═══ Records for the exercise

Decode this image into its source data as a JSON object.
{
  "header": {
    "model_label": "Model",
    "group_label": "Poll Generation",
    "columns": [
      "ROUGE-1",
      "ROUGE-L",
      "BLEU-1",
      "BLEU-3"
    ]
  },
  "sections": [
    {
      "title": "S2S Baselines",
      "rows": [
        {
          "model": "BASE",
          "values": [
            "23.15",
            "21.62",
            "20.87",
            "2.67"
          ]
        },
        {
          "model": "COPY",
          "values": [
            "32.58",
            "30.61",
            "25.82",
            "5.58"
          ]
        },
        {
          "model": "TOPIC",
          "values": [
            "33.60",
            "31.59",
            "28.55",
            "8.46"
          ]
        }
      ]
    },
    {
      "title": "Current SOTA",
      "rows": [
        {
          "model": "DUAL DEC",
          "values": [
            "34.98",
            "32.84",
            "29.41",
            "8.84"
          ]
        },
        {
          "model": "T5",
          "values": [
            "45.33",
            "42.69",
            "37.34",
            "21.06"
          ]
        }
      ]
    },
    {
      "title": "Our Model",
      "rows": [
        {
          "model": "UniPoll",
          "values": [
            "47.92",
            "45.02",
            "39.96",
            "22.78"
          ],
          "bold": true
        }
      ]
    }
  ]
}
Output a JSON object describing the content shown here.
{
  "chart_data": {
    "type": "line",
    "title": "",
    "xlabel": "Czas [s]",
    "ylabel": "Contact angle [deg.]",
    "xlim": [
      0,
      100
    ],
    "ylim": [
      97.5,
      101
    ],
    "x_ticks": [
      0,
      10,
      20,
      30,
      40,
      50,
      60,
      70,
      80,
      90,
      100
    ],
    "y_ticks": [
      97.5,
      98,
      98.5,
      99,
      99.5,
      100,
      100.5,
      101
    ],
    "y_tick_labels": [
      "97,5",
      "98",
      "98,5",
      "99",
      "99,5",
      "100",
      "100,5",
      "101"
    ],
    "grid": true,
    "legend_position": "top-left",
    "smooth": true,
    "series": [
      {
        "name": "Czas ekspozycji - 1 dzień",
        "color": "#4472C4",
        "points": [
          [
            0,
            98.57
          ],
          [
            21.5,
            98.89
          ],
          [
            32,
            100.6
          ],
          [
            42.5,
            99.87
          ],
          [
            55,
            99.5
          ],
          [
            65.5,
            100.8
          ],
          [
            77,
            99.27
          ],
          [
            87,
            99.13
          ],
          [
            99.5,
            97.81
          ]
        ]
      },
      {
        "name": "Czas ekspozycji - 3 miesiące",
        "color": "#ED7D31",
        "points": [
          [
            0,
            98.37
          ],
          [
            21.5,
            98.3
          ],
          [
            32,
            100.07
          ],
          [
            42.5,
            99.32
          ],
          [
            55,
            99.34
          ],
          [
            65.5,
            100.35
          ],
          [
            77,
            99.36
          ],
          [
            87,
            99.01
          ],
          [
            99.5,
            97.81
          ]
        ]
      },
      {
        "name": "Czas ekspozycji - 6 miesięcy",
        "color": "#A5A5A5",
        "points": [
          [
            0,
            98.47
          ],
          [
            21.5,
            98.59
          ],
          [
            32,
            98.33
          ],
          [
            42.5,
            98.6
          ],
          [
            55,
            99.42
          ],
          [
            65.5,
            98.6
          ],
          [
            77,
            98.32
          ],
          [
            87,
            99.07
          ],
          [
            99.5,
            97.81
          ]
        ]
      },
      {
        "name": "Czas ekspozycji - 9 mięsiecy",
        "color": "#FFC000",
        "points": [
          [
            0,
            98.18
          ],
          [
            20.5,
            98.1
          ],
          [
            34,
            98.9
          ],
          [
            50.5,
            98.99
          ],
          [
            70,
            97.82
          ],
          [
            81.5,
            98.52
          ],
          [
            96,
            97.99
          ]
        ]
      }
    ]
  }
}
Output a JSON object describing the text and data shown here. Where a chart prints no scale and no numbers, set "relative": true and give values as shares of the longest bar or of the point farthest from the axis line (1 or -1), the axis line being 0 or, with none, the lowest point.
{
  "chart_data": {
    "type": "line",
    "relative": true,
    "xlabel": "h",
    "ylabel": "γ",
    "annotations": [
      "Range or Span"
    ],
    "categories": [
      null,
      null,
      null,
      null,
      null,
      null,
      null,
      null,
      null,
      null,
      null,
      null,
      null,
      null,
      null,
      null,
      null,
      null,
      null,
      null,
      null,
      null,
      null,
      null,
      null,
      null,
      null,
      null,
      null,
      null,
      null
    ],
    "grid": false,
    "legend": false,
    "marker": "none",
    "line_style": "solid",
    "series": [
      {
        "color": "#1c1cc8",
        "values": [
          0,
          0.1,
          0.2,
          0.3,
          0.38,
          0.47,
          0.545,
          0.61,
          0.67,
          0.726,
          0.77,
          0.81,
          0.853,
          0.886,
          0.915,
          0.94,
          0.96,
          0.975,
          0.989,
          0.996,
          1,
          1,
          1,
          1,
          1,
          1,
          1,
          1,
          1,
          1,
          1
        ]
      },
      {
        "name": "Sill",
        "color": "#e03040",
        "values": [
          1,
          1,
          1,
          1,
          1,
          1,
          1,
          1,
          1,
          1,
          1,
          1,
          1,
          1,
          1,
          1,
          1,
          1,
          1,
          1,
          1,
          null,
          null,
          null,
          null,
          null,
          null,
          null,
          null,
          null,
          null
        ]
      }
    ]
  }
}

══════

### Given task
The records above are to be repeated exactly, in their entirety.

### Final result
Decode this image into its source data as a JSON object.
{
  "header": {
    "model_label": "Model",
    "group_label": "Poll Generation",
    "columns": [
      "ROUGE-1",
      "ROUGE-L",
      "BLEU-1",
      "BLEU-3"
    ]
  },
  "sections": [
    {
      "title": "S2S Baselines",
      "rows": [
        {
          "model": "BASE",
          "values": [
            "23.15",
            "21.62",
            "20.87",
            "2.67"
          ]
        },
        {
          "model": "COPY",
          "values": [
            "32.58",
            "30.61",
            "25.82",
            "5.58"
          ]
        },
        {
          "model": "TOPIC",
          "values": [
            "33.60",
            "31.59",
            "28.55",
            "8.46"
          ]
        }
      ]
    },
    {
      "title": "Current SOTA",
      "rows": [
        {
          "model": "DUAL DEC",
          "values": [
            "34.98",
            "32.84",
            "29.41",
            "8.84"
          ]
        },
        {
          "model": "T5",
          "values": [
            "45.33",
            "42.69",
            "37.34",
            "21.06"
          ]
        }
      ]
    },
    {
      "title": "Our Model",
      "rows": [
        {
          "model": "UniPoll",
          "values": [
            "47.92",
            "45.02",
            "39.96",
            "22.78"
          ],
          "bold": true
        }
      ]
    }
  ]
}
Output a JSON object describing the content shown here.
{
  "chart_data": {
    "type": "line",
    "title": "",
    "xlabel": "Czas [s]",
    "ylabel": "Contact angle [deg.]",
    "xlim": [
      0,
      100
    ],
    "ylim": [
      97.5,
      101
    ],
    "x_ticks": [
      0,
      10,
      20,
      30,
      40,
      50,
      60,
      70,
      80,
      90,
      100
    ],
    "y_ticks": [
      97.5,
      98,
      98.5,
      99,
      99.5,
      100,
      100.5,
      101
    ],
    "y_tick_labels": [
      "97,5",
      "98",
      "98,5",
      "99",
      "99,5",
      "100",
      "100,5",
      "101"
    ],
    "grid": true,
    "legend_position": "top-left",
    "smooth": true,
    "series": [
      {
        "name": "Czas ekspozycji - 1 dzień",
        "color": "#4472C4",
        "points": [
          [
            0,
            98.57
          ],
          [
            21.5,
            98.89
          ],
          [
            32,
            100.6
          ],
          [
            42.5,
            99.87
          ],
          [
            55,
            99.5
          ],
          [
            65.5,
            100.8
          ],
          [
            77,
            99.27
          ],
          [
            87,
            99.13
          ],
          [
            99.5,
            97.81
          ]
        ]
      },
      {
        "name": "Czas ekspozycji - 3 miesiące",
        "color": "#ED7D31",
        "points": [
          [
            0,
            98.37
          ],
          [
            21.5,
            98.3
          ],
          [
            32,
            100.07
          ],
          [
            42.5,
            99.32
          ],
          [
            55,
            99.34
          ],
          [
            65.5,
            100.35
          ],
          [
            77,
            99.36
          ],
          [
            87,
            99.01
          ],
          [
            99.5,
            97.81
          ]
        ]
      },
      {
        "name": "Czas ekspozycji - 6 miesięcy",
        "color": "#A5A5A5",
        "points": [
          [
            0,
            98.47
          ],
          [
            21.5,
            98.59
          ],
          [
            32,
            98.33
          ],
          [
            42.5,
            98.6
          ],
          [
            55,
            99.42
          ],
          [
            65.5,
            98.6
          ],
          [
            77,
            98.32
          ],
          [
            87,
            99.07
          ],
          [
            99.5,
            97.81
          ]
        ]
      },
      {
        "name": "Czas ekspozycji - 9 mięsiecy",
        "color": "#FFC000",
        "points": [
          [
            0,
            98.18
          ],
          [
            20.5,
            98.1
          ],
          [
            34,
            98.9
          ],
          [
            50.5,
            98.99
          ],
          [
            70,
            97.82
          ],
          [
            81.5,
            98.52
          ],
          [
            96,
            97.99
          ]
        ]
      }
    ]
  }
}
Output a JSON object describing the text and data shown here. Where a chart prints no scale and no numbers, set "relative": true and give values as shares of the longest bar or of the point farthest from the axis line (1 or -1), the axis line being 0 or, with none, the lowest point.
{
  "chart_data": {
    "type": "line",
    "relative": true,
    "xlabel": "h",
    "ylabel": "γ",
    "annotations": [
      "Range or Span"
    ],
    "categories": [
      null,
      null,
      null,
      null,
      null,
      null,
      null,
      null,
      null,
      null,
      null,
      null,
      null,
      null,
      null,
      null,
      null,
      null,
      null,
      null,
      null,
      null,
      null,
      null,
      null,
      null,
      null,
      null,
      null,
      null,
      null
    ],
    "grid": false,
    "legend": false,
    "marker": "none",
    "line_style": "solid",
    "series": [
      {
        "color": "#1c1cc8",
        "values": [
          0,
          0.1,
          0.2,
          0.3,
          0.38,
          0.47,
          0.545,
          0.61,
          0.67,
          0.726,
          0.77,
          0.81,
          0.853,
          0.886,
          0.915,
          0.94,
          0.96,
          0.975,
          0.989,
          0.996,
          1,
          1,
          1,
          1,
          1,
          1,
          1,
          1,
          1,
          1,
          1
        ]
      },
      {
        "name": "Sill",
        "color": "#e03040",
        "values": [
          1,
          1,
          1,
          1,
          1,
          1,
          1,
          1,
          1,
          1,
          1,
          1,
          1,
          1,
          1,
          1,
          1,
          1,
          1,
          1,
          1,
          null,
          null,
          null,
          null,
          null,
          null,
          null,
          null,
          null,
          null
        ]
      }
    ]
  }
}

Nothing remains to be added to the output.